▼

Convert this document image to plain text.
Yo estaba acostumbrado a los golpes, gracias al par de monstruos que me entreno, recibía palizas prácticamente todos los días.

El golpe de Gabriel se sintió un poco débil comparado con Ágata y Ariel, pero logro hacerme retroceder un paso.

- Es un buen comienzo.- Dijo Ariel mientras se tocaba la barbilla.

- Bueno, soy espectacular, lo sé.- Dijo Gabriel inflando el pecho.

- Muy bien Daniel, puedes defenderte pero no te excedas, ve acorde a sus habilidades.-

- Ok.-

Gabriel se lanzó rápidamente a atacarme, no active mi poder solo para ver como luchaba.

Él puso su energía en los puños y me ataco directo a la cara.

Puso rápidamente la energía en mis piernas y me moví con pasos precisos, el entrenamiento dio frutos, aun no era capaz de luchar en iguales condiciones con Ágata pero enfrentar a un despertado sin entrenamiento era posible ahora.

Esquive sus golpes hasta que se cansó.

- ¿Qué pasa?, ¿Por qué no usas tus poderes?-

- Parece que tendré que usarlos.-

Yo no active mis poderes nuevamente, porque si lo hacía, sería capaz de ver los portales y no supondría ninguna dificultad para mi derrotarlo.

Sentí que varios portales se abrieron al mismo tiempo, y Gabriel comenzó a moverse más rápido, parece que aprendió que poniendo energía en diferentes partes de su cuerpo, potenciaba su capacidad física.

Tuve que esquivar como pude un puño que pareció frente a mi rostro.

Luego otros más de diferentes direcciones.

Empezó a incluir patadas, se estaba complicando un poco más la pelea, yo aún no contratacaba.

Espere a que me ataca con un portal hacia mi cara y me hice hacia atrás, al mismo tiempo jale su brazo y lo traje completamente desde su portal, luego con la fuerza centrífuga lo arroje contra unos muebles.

▲

◆ WORK TO DO: Set all of the records down again, exactly as they stand.

◆ WRITTEN ANSWER:
Convert this document image to plain text.
Yo estaba acostumbrado a los golpes, gracias al par de monstruos que me entreno, recibía palizas prácticamente todos los días.

El golpe de Gabriel se sintió un poco débil comparado con Ágata y Ariel, pero logro hacerme retroceder un paso.

- Es un buen comienzo.- Dijo Ariel mientras se tocaba la barbilla.

- Bueno, soy espectacular, lo sé.- Dijo Gabriel inflando el pecho.

- Muy bien Daniel, puedes defenderte pero no te excedas, ve acorde a sus habilidades.-

- Ok.-

Gabriel se lanzó rápidamente a atacarme, no active mi poder solo para ver como luchaba.

Él puso su energía en los puños y me ataco directo a la cara.

Puso rápidamente la energía en mis piernas y me moví con pasos precisos, el entrenamiento dio frutos, aun no era capaz de luchar en iguales condiciones con Ágata pero enfrentar a un despertado sin entrenamiento era posible ahora.

Esquive sus golpes hasta que se cansó.

- ¿Qué pasa?, ¿Por qué no usas tus poderes?-

- Parece que tendré que usarlos.-

Yo no active mis poderes nuevamente, porque si lo hacía, sería capaz de ver los portales y no supondría ninguna dificultad para mi derrotarlo.

Sentí que varios portales se abrieron al mismo tiempo, y Gabriel comenzó a moverse más rápido, parece que aprendió que poniendo energía en diferentes partes de su cuerpo, potenciaba su capacidad física.

Tuve que esquivar como pude un puño que pareció frente a mi rostro.

Luego otros más de diferentes direcciones.

Empezó a incluir patadas, se estaba complicando un poco más la pelea, yo aún no contratacaba.

Espere a que me ataca con un portal hacia mi cara y me hice hacia atrás, al mismo tiempo jale su brazo y lo traje completamente desde su portal, luego con la fuerza centrífuga lo arroje contra unos muebles.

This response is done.